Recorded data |
** Begin **

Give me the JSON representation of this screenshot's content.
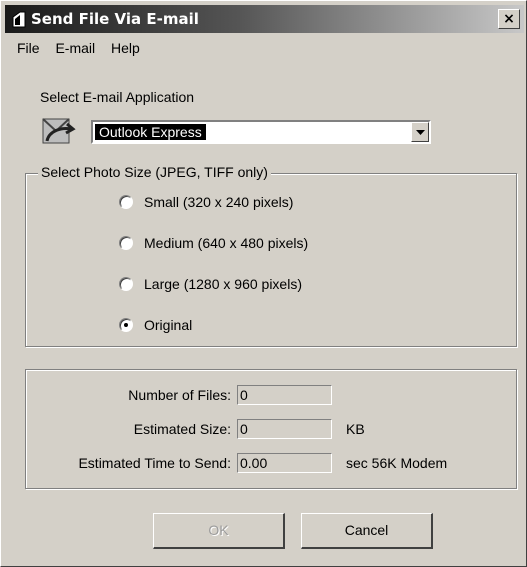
{
  "window": {
    "title": "Send File Via E-mail",
    "close_label": "×"
  },
  "menu": [
    "File",
    "E-mail",
    "Help"
  ],
  "app_section": {
    "label": "Select E-mail Application",
    "selected": "Outlook Express"
  },
  "photo_size": {
    "legend": "Select Photo Size (JPEG, TIFF only)",
    "options": [
      {
        "label": "Small (320 x 240 pixels)",
        "checked": false
      },
      {
        "label": "Medium (640 x 480 pixels)",
        "checked": false
      },
      {
        "label": "Large (1280 x 960 pixels)",
        "checked": false
      },
      {
        "label": "Original",
        "checked": true
      }
    ]
  },
  "stats": {
    "files_label": "Number of Files:",
    "files_value": "0",
    "size_label": "Estimated Size:",
    "size_value": "0",
    "size_unit": "KB",
    "time_label": "Estimated Time to Send:",
    "time_value": "0.00",
    "time_unit": "sec 56K Modem"
  },
  "buttons": {
    "ok": "OK",
    "cancel": "Cancel"
  }
}
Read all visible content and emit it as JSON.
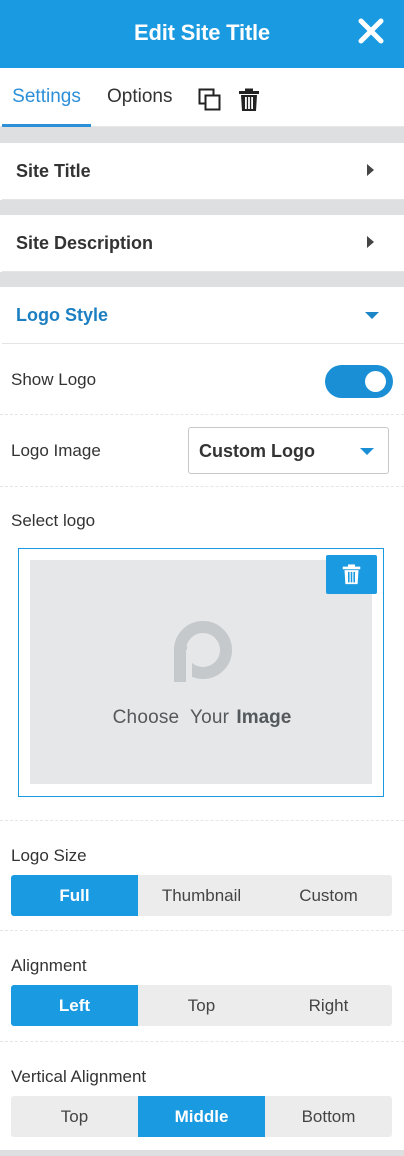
{
  "header": {
    "title": "Edit Site Title",
    "close_icon": "close-icon"
  },
  "tabs": [
    {
      "label": "Settings",
      "active": true
    },
    {
      "label": "Options",
      "active": false
    }
  ],
  "toolbar": {
    "duplicate_icon": "copy-icon",
    "delete_icon": "trash-icon"
  },
  "sections": [
    {
      "label": "Site Title",
      "expanded": false
    },
    {
      "label": "Site Description",
      "expanded": false
    },
    {
      "label": "Logo Style",
      "expanded": true
    }
  ],
  "logo_style": {
    "show_logo": {
      "label": "Show Logo",
      "enabled": true
    },
    "logo_image": {
      "label": "Logo Image",
      "value": "Custom Logo"
    },
    "select_logo": {
      "label": "Select logo",
      "placeholder_text": "Choose  Your",
      "placeholder_bold": "Image",
      "delete_icon": "trash-icon"
    },
    "logo_size": {
      "label": "Logo Size",
      "options": [
        "Full",
        "Thumbnail",
        "Custom"
      ],
      "selected": "Full"
    },
    "alignment": {
      "label": "Alignment",
      "options": [
        "Left",
        "Top",
        "Right"
      ],
      "selected": "Left"
    },
    "vertical_alignment": {
      "label": "Vertical Alignment",
      "options": [
        "Top",
        "Middle",
        "Bottom"
      ],
      "selected": "Middle"
    }
  },
  "colors": {
    "accent": "#1a9ae0",
    "section_active": "#1c7fc1",
    "gap": "#dedfe0"
  }
}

** End **

Given exercise | Repeat the material above verbatim. Leave the pictures behind.

Output for this task |
Give me the JSON representation of this screenshot's content.
{
  "window": {
    "title": "Send File Via E-mail",
    "close_label": "×"
  },
  "menu": [
    "File",
    "E-mail",
    "Help"
  ],
  "app_section": {
    "label": "Select E-mail Application",
    "selected": "Outlook Express"
  },
  "photo_size": {
    "legend": "Select Photo Size (JPEG, TIFF only)",
    "options": [
      {
        "label": "Small (320 x 240 pixels)",
        "checked": false
      },
      {
        "label": "Medium (640 x 480 pixels)",
        "checked": false
      },
      {
        "label": "Large (1280 x 960 pixels)",
        "checked": false
      },
      {
        "label": "Original",
        "checked": true
      }
    ]
  },
  "stats": {
    "files_label": "Number of Files:",
    "files_value": "0",
    "size_label": "Estimated Size:",
    "size_value": "0",
    "size_unit": "KB",
    "time_label": "Estimated Time to Send:",
    "time_value": "0.00",
    "time_unit": "sec 56K Modem"
  },
  "buttons": {
    "ok": "OK",
    "cancel": "Cancel"
  }
}
Read all visible content and emit it as JSON.
{
  "header": {
    "title": "Edit Site Title",
    "close_icon": "close-icon"
  },
  "tabs": [
    {
      "label": "Settings",
      "active": true
    },
    {
      "label": "Options",
      "active": false
    }
  ],
  "toolbar": {
    "duplicate_icon": "copy-icon",
    "delete_icon": "trash-icon"
  },
  "sections": [
    {
      "label": "Site Title",
      "expanded": false
    },
    {
      "label": "Site Description",
      "expanded": false
    },
    {
      "label": "Logo Style",
      "expanded": true
    }
  ],
  "logo_style": {
    "show_logo": {
      "label": "Show Logo",
      "enabled": true
    },
    "logo_image": {
      "label": "Logo Image",
      "value": "Custom Logo"
    },
    "select_logo": {
      "label": "Select logo",
      "placeholder_text": "Choose  Your",
      "placeholder_bold": "Image",
      "delete_icon": "trash-icon"
    },
    "logo_size": {
      "label": "Logo Size",
      "options": [
        "Full",
        "Thumbnail",
        "Custom"
      ],
      "selected": "Full"
    },
    "alignment": {
      "label": "Alignment",
      "options": [
        "Left",
        "Top",
        "Right"
      ],
      "selected": "Left"
    },
    "vertical_alignment": {
      "label": "Vertical Alignment",
      "options": [
        "Top",
        "Middle",
        "Bottom"
      ],
      "selected": "Middle"
    }
  },
  "colors": {
    "accent": "#1a9ae0",
    "section_active": "#1c7fc1",
    "gap": "#dedfe0"
  }
}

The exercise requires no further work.